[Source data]
········

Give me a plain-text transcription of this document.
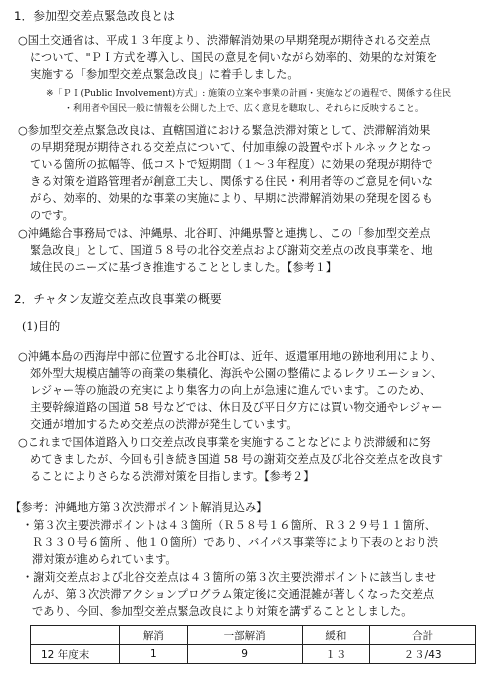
1．参加型交差点緊急改良とは
○国土交通省は、平成１３年度より、渋滞解消効果の早期発現が期待される交差点
について、"ＰＩ方式を導入し、国民の意見を伺いながら効率的、効果的な対策を
実施する「参加型交差点緊急改良」に着手しました。
※「ＰＩ(Public Involvement)方式」: 施策の立案や事業の計画・実施などの過程で、関係する住民
・利用者や国民一般に情報を公開した上で、広く意見を聴取し、それらに反映すること。
○参加型交差点緊急改良は、直轄国道における緊急渋滞対策として、渋滞解消効果
の早期発現が期待される交差点について、付加車線の設置やボトルネックとなっ
ている箇所の拡幅等、低コストで短期間（１～３年程度）に効果の発現が期待で
きる対策を道路管理者が創意工夫し、関係する住民・利用者等のご意見を伺いな
がら、効率的、効果的な事業の実施により、早期に渋滞解消効果の発現を図るも
のです。
○沖縄総合事務局では、沖縄県、北谷町、沖縄県警と連携し、この「参加型交差点
緊急改良」として、国道５８号の北谷交差点および謝苅交差点の改良事業を、地
域住民のニーズに基づき推進することとしました。【参考１】
2．チャタン友遊交差点改良事業の概要
(1)目的
○沖縄本島の西海岸中部に位置する北谷町は、近年、返還軍用地の跡地利用により、
郊外型大規模店舗等の商業の集積化、海浜や公園の整備によるレクリエーション、
レジャー等の施設の充実により集客力の向上が急速に進んでいます。このため、
主要幹線道路の国道 58 号などでは、休日及び平日夕方には買い物交通やレジャー
交通が増加するため交差点の渋滞が発生しています。
○これまで国体道路入り口交差点改良事業を実施することなどにより渋滞緩和に努
めてきましたが、今回も引き続き国道 58 号の謝苅交差点及び北谷交差点を改良す
ることによりさらなる渋滞対策を目指します。【参考２】
【参考：沖縄地方第３次渋滞ポイント解消見込み】
・第３次主要渋滞ポイントは４３箇所（Ｒ５８号１６箇所、Ｒ３２９号１１箇所、
Ｒ３３０号６箇所 、他１０箇所）であり、バイパス事業等により下表のとおり渋
滞対策が進められています。
・謝苅交差点および北谷交差点は４３箇所の第３次主要渋滞ポイントに該当しませ
んが、第３次渋滞アクションプログラム策定後に交通混雑が著しくなった交差点
であり、今回、参加型交差点緊急改良により対策を講ずることとしました。
	解消	一部解消	緩和	合計
12 年度末	1	9	１３	２３/43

········

Scan the records for the string "関係する住民". Copy each line in which it appears.

#### [Written answer]
※「ＰＩ(Public Involvement)方式」: 施策の立案や事業の計画・実施などの過程で、関係する住民
きる対策を道路管理者が創意工夫し、関係する住民・利用者等のご意見を伺いな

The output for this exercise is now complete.